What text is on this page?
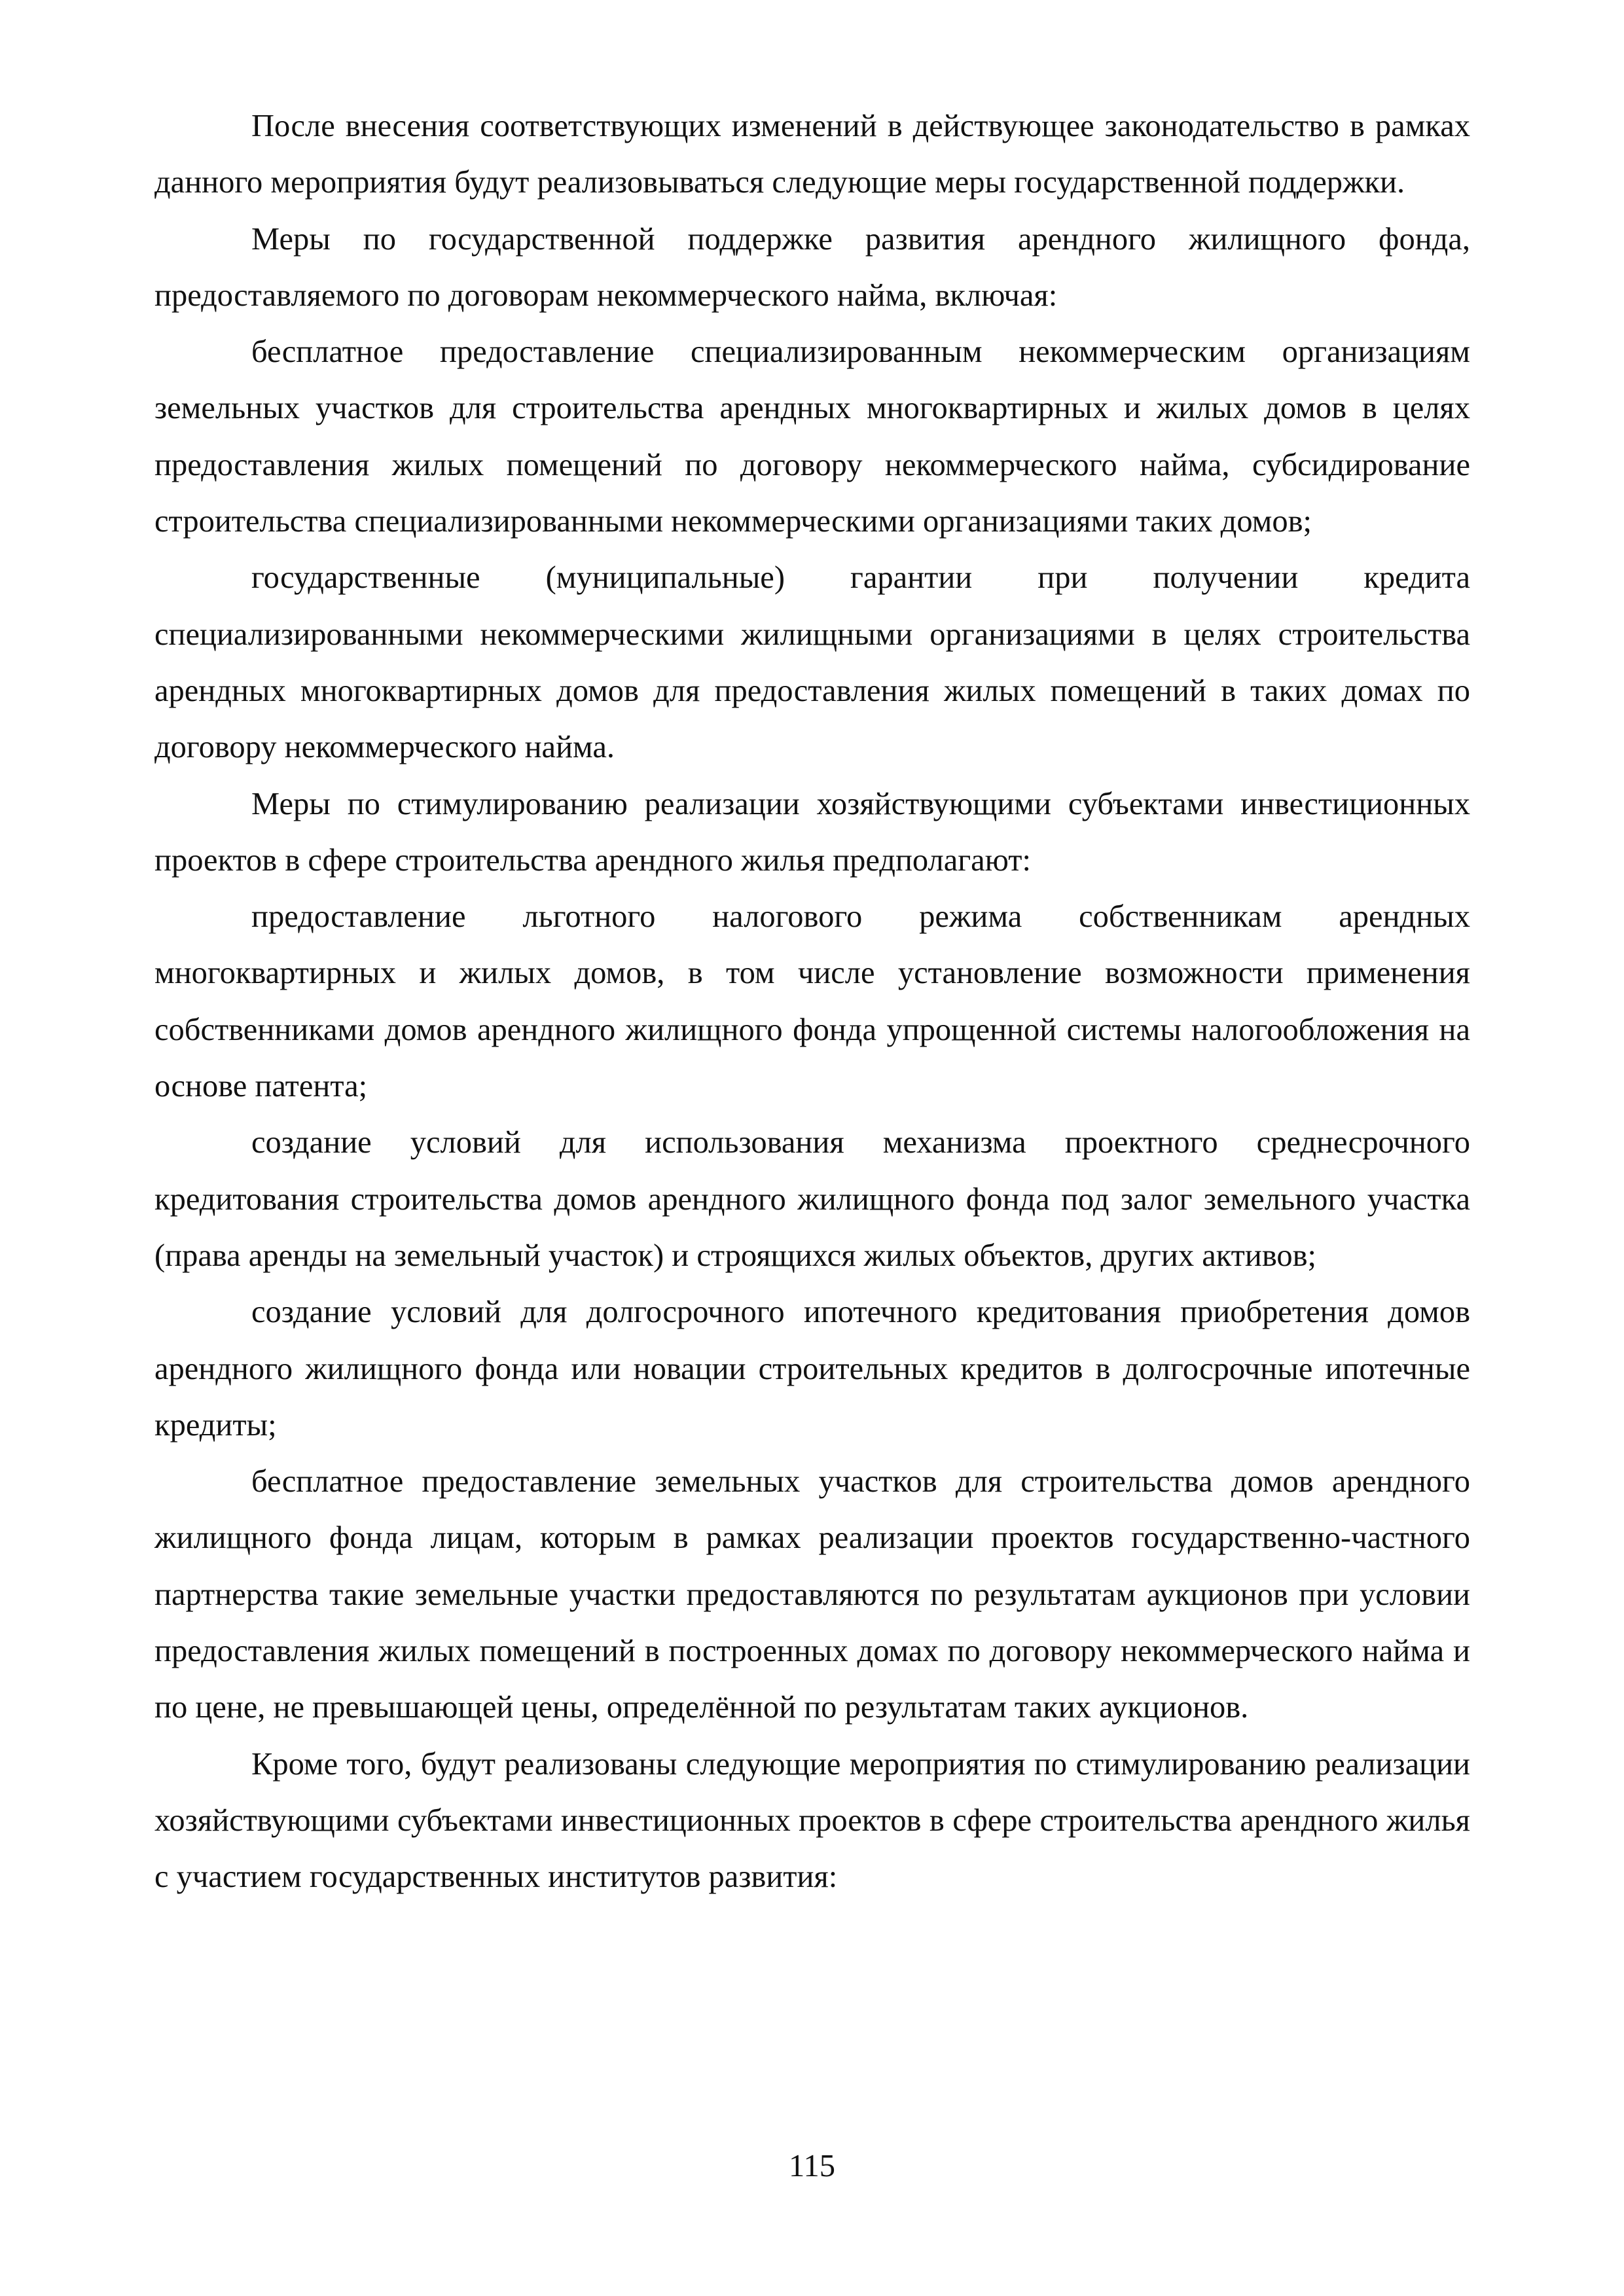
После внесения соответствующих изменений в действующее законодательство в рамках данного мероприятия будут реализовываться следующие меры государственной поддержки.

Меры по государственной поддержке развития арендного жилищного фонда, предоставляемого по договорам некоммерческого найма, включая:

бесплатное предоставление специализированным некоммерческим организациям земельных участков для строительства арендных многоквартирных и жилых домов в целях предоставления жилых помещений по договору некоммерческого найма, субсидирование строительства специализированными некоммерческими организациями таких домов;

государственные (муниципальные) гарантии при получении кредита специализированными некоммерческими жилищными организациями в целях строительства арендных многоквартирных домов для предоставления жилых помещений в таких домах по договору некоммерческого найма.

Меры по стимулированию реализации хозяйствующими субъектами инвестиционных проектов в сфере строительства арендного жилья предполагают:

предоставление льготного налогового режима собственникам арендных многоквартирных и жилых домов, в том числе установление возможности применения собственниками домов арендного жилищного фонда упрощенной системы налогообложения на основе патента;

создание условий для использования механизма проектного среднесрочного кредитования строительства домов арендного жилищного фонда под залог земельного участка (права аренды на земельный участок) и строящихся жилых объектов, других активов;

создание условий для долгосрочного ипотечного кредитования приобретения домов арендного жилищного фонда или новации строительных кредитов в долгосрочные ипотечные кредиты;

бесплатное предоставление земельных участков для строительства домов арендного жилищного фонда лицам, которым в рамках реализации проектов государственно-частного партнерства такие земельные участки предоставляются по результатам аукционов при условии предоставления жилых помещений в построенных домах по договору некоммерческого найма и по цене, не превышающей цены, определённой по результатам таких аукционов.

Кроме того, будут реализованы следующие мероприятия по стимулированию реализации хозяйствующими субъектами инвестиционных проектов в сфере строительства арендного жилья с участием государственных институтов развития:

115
==
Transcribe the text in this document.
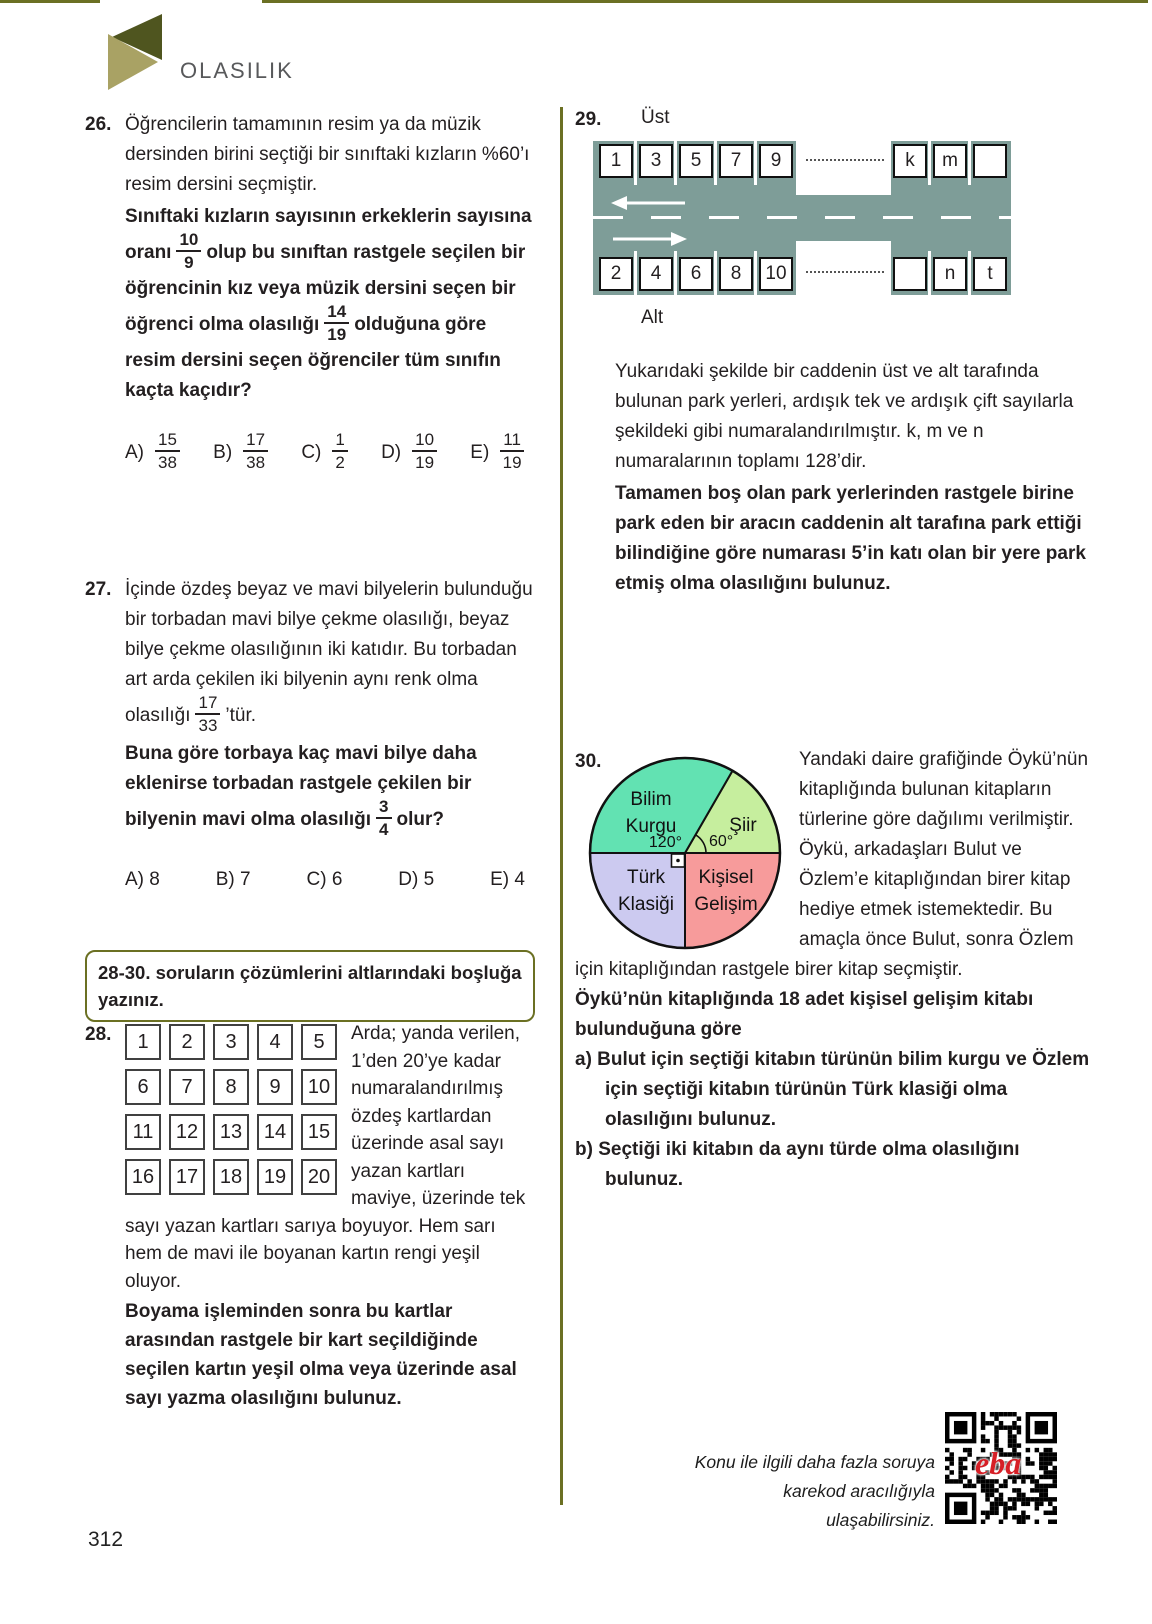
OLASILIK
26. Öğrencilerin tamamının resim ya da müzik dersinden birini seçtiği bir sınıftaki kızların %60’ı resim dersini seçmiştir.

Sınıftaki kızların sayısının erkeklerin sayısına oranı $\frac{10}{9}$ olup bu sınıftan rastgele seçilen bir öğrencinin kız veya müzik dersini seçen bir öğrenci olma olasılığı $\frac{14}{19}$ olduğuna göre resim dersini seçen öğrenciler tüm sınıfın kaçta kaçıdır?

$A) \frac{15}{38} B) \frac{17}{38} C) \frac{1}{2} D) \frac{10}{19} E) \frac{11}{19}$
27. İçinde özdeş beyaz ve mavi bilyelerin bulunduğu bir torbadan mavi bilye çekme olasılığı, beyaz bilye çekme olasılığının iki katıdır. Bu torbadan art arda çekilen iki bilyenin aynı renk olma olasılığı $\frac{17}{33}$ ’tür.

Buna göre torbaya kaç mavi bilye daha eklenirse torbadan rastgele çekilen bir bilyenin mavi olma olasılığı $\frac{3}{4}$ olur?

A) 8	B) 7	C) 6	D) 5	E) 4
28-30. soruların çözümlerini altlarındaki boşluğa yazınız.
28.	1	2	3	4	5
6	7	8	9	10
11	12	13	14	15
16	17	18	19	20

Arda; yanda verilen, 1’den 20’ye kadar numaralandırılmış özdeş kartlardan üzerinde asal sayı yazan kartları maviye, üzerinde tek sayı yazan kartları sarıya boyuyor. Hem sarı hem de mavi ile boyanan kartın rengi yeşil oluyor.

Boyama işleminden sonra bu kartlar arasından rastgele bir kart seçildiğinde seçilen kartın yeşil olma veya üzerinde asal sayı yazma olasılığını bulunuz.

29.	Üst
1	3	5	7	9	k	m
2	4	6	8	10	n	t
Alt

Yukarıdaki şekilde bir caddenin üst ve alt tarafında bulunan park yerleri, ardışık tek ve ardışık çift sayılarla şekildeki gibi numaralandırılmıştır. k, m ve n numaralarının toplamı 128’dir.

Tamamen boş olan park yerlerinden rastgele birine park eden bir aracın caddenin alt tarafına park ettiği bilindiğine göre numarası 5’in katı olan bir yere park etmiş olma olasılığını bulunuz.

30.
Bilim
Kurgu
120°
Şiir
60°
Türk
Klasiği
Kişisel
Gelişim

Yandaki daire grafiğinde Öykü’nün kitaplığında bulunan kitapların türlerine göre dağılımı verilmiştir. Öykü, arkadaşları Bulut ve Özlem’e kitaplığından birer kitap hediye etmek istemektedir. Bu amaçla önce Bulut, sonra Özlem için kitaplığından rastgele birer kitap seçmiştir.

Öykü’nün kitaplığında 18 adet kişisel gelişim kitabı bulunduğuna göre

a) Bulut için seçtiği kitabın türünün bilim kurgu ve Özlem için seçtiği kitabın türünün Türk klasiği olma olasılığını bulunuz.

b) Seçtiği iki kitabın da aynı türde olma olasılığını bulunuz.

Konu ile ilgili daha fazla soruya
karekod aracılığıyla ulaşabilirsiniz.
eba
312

* To be done *
Locate all lines holding the word "Bulut", then copy them out.

* Full output *
Yandaki daire grafiğinde Öykü’nün kitaplığında bulunan kitapların türlerine göre dağılımı verilmiştir. Öykü, arkadaşları Bulut ve Özlem’e kitaplığından birer kitap hediye etmek istemektedir. Bu amaçla önce Bulut, sonra Özlem için kitaplığından rastgele birer kitap seçmiştir.
a) Bulut için seçtiği kitabın türünün bilim kurgu ve Özlem için seçtiği kitabın türünün Türk klasiği olma olasılığını bulunuz.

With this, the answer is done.